**Source extract:**
Love or hate the taste of its pizza, no one can argue that Domino’s has delivery down better than any other chain in its food category -- or frankly, ANY company that delivers ANYTHING other than Amazon. You order online (or in my case, on my phone -- at least once a month, for the last 30 years or so), pay online, and the pizza pie Santa arrives in about 30 minutes with a hot meal for the ENTIRE FAMILY. Even Amazon can’t do that (yet).
So when Domino’s announced its collaboration with Uber Eats earlier this month, enabling customers to place orders on the food-delivery app, yet still (thankfully) be serviced by Domino’s drivers, it appeared an interesting move, contrary to Domino’s previous anti-food-aggregator stance.
Why did the company do it? (If it isn’t broken…. ?)
Post announcement, stocks soared over 11%, an 11-month high.
Aggregator sales for delivery for quick-service pizza restaurants have reached almost $5 billion for the year ending May 2023, said Domino’s CEO Russell on Monday’s earning call, citing research from Circana. Weiner added that the collaboration could add as much as $1 billion in new sales for Domino’s -- which would be a good outcome considering the chain’s same-store delivery sales declined for an eighth straight quarter.

**Required tasks:**
**1.** Quote the Domino's and Uber Eats passage word for word, starting with "Why did the" and going on through "eighth straight quarter.".
**2.** Write what comes next in the Domino's and Uber Eats passage, picking up after its final sentence.

**Dataset:**

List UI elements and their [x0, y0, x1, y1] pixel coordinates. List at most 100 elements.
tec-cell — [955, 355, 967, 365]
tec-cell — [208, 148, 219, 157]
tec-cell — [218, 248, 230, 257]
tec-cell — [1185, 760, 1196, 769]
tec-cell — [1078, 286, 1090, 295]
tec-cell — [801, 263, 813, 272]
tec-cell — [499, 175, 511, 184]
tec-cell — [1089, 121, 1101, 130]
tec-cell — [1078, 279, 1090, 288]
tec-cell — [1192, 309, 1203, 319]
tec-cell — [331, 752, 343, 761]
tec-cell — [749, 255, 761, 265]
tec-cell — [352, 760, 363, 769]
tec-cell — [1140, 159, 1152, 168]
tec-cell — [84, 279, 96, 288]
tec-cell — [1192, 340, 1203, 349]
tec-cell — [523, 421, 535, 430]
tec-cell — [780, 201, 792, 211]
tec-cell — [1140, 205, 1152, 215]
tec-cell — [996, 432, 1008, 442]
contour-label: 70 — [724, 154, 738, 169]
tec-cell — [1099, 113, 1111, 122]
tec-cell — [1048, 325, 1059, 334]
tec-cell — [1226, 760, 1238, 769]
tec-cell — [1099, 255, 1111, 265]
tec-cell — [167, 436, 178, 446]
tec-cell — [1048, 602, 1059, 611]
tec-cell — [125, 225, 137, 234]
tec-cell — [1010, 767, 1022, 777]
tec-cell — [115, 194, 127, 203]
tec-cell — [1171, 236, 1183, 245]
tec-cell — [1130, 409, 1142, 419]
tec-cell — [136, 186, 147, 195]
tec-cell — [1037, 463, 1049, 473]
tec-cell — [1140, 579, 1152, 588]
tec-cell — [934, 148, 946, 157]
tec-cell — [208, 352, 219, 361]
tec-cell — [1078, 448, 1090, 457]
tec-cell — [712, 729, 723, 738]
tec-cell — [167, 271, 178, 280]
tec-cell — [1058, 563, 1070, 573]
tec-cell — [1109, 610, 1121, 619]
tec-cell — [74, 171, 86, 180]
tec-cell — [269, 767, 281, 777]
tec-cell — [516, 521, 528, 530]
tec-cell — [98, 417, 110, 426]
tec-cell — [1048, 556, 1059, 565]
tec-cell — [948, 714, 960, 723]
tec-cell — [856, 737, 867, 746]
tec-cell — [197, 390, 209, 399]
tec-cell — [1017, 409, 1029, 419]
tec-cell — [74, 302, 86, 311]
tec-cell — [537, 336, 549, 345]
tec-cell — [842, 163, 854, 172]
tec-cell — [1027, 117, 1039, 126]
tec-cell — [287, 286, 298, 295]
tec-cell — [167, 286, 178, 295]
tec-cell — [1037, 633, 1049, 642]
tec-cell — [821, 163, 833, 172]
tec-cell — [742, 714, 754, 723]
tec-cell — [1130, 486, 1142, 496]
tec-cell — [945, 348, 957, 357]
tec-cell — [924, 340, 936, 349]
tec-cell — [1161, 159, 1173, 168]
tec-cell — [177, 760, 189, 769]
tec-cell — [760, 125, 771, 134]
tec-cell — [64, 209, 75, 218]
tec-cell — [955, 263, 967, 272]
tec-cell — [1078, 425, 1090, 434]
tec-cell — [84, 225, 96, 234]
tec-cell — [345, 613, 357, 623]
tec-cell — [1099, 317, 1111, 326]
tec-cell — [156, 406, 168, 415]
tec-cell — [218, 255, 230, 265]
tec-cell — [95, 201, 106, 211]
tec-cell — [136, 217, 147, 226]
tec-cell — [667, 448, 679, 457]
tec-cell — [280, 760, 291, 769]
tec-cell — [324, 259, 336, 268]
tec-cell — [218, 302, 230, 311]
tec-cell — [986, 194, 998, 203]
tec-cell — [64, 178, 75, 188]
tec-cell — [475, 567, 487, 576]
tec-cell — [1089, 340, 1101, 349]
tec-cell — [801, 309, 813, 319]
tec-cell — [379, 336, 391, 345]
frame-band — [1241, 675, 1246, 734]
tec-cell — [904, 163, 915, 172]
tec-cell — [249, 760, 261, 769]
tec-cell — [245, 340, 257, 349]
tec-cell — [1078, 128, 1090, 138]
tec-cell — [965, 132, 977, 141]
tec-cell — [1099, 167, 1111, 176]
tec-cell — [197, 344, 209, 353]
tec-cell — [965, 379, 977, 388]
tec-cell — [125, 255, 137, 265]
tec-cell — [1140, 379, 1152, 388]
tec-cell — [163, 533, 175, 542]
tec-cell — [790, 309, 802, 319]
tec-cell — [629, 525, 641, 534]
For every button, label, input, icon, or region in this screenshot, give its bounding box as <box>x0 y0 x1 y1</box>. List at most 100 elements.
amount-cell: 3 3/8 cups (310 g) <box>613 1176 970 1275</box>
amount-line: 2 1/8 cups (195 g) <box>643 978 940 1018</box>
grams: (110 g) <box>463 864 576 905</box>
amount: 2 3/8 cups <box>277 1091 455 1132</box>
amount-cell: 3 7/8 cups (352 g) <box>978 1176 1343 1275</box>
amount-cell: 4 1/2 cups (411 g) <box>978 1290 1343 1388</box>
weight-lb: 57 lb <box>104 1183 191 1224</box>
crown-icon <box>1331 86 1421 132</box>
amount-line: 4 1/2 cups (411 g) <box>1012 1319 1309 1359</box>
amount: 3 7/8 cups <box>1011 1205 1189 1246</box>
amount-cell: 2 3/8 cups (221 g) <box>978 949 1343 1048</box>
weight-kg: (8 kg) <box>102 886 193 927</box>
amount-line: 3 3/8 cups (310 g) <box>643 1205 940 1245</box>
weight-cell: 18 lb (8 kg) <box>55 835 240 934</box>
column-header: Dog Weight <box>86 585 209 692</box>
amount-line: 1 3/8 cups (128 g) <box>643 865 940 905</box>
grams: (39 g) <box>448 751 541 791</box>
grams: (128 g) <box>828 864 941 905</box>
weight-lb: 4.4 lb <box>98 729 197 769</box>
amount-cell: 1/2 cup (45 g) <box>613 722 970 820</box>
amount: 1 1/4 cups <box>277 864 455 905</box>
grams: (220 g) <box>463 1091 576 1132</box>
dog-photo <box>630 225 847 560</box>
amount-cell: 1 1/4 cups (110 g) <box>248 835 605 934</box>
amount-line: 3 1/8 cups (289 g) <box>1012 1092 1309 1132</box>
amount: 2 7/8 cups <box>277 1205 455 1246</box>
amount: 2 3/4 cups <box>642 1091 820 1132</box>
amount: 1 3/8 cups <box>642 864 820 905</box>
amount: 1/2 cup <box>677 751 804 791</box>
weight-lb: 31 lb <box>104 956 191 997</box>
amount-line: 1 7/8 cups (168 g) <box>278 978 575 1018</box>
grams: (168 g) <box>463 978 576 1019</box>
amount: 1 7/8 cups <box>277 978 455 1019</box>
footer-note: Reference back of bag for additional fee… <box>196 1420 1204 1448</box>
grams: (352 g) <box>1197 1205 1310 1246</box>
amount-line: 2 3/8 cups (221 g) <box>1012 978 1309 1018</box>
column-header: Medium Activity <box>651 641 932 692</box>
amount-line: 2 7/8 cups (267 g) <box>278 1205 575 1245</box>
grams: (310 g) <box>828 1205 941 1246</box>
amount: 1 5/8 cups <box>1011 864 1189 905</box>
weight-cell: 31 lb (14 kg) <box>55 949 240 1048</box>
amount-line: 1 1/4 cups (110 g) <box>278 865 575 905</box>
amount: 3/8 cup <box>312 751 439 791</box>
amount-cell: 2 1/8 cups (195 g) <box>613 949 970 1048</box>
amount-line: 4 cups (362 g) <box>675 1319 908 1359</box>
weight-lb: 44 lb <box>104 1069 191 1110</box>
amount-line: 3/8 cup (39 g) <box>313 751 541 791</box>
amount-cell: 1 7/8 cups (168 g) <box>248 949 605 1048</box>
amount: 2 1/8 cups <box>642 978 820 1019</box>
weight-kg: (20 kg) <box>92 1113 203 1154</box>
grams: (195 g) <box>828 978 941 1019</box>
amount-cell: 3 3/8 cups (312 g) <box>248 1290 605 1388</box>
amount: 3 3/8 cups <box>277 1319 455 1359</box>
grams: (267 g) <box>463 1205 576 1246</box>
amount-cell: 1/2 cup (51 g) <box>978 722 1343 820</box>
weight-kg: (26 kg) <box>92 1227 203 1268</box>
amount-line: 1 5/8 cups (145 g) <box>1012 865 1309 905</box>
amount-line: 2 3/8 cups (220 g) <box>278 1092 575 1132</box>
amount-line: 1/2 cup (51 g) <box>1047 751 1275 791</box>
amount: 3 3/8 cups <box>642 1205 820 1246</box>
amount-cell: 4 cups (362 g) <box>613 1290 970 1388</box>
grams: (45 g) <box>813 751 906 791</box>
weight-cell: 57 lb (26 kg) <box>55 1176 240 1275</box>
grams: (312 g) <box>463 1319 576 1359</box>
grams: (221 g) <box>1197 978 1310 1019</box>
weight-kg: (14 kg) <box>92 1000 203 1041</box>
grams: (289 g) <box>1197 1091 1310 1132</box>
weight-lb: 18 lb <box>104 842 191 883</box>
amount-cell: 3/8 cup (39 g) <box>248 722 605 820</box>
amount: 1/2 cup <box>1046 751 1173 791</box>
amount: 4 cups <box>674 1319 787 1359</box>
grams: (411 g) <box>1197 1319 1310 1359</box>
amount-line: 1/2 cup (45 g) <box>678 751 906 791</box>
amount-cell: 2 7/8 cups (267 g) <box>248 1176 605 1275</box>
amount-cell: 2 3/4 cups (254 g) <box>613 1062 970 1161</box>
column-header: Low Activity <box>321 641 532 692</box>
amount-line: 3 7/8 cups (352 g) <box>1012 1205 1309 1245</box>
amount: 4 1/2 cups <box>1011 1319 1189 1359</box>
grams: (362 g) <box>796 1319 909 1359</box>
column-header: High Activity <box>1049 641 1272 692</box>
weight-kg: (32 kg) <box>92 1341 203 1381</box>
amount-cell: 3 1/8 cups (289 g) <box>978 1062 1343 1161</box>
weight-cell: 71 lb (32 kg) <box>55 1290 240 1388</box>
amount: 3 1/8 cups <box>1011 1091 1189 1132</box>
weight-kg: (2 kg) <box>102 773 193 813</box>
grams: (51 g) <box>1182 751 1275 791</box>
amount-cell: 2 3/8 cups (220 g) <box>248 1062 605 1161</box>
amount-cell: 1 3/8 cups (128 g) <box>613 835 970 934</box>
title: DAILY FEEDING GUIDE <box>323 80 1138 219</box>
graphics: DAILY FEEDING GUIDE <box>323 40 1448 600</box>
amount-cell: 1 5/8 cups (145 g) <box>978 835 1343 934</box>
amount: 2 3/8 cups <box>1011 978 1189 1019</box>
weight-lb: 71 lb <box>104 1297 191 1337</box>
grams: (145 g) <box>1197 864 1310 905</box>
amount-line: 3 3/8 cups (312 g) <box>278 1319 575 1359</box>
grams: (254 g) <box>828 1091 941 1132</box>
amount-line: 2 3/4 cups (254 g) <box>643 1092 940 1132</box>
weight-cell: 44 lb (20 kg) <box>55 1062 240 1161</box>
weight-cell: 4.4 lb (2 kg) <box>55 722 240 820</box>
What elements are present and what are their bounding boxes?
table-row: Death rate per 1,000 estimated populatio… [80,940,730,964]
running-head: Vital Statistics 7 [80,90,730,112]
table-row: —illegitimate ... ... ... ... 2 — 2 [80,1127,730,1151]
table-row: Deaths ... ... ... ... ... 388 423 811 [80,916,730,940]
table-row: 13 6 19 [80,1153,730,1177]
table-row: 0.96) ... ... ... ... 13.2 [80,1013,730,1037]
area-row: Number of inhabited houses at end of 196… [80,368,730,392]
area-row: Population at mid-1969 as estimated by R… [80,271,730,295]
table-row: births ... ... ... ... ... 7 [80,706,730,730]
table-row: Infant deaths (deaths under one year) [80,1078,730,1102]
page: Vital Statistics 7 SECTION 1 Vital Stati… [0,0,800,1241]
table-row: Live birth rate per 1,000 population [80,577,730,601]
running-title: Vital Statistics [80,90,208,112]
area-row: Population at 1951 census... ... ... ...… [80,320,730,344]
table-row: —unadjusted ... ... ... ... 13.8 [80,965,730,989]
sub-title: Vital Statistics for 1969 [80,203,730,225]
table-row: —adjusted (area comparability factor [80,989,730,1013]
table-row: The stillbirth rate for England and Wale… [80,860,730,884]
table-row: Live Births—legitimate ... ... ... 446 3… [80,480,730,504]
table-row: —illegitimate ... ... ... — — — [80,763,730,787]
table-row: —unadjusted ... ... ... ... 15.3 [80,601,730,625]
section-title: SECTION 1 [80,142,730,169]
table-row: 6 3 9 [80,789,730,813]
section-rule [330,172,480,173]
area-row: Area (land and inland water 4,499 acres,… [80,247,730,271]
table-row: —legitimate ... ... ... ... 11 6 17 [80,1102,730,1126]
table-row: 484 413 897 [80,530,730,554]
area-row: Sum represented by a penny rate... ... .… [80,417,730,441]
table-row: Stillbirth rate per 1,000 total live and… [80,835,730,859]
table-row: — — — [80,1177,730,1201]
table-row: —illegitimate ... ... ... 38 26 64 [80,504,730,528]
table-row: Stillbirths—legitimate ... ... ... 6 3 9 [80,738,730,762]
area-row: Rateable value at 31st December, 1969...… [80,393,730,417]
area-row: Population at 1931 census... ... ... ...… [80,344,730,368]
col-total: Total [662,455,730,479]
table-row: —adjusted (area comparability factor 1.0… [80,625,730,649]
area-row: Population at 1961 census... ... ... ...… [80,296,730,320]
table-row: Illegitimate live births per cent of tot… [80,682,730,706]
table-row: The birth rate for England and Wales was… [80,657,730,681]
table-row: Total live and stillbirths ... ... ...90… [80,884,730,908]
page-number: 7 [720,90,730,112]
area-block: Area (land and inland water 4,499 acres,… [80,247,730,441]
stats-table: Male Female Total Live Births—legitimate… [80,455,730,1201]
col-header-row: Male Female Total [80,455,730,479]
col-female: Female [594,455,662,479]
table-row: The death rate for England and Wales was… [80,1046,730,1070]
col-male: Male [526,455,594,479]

**Answers given:**
**1.**
Why did the company do it? (If it isn’t broken…. ?)
Post announcement, stocks soared over 11%, an 11-month high.
Aggregator sales for delivery for quick-service pizza restaurants have reached almost $5 billion for the year ending May 2023, said Domino’s CEO Russell on Monday’s earning call, citing research from Circana. Weiner added that the collaboration could add as much as $1 billion in new sales for Domino’s -- which would be a good outcome considering the chain’s same-store delivery sales declined for an eighth straight quarter.

**2.**
“Peers like Papa John’s and Pizza Hut have seen a low single-digit to a mid-single-digit SSS (same-store sales) growth lift once they joined 3PD (third-party distributor),” Nick Setyan, Wedbush Securities managing director, equity research, restaurants, told QSR Insider.
We reached out to Domino’s to ask why it chose Uber Eats vs. GrubHub, DoorDash or other 3PD, and were told on background that there were many reasons -- including that the 3PD offered the most competitive terms for franchisees as well as corporate stores on a global basis, enabling a larger and better opportunity to target incremental customers. (Uber Eats partners with over 890,000 restaurants and merchants in more than 11,000 cities across six continents).
As to why Domino’s has decided to go with a 3PD now after resisting for so long, the company has actually been working with 3PDs overseas for quite some time -- and, after learning to make the model profitable, Uber Eats offered attractive pricing and an order aggregation-only model. (where Domino’s still uses its own drivers, not those supplied by the Uber Eats). The agreement gave Domino’s the “scope, scale and incrementality” it needed to move forward (in the U.S.).
It will be interesting to see how this collaboration is received by both potential and existing Domino’s customers in the United States as it rolls out this fall.
So now you place an order with Uber Eats for a Domino's pizza and Domino's makes it AND delivers it, having to now give Uber Eats a slice of the action- which means the customer is going to wind up paying more for a pizza to cover Uber's commission for basically doing nothing other than forwarding an order to Domino's. Nice.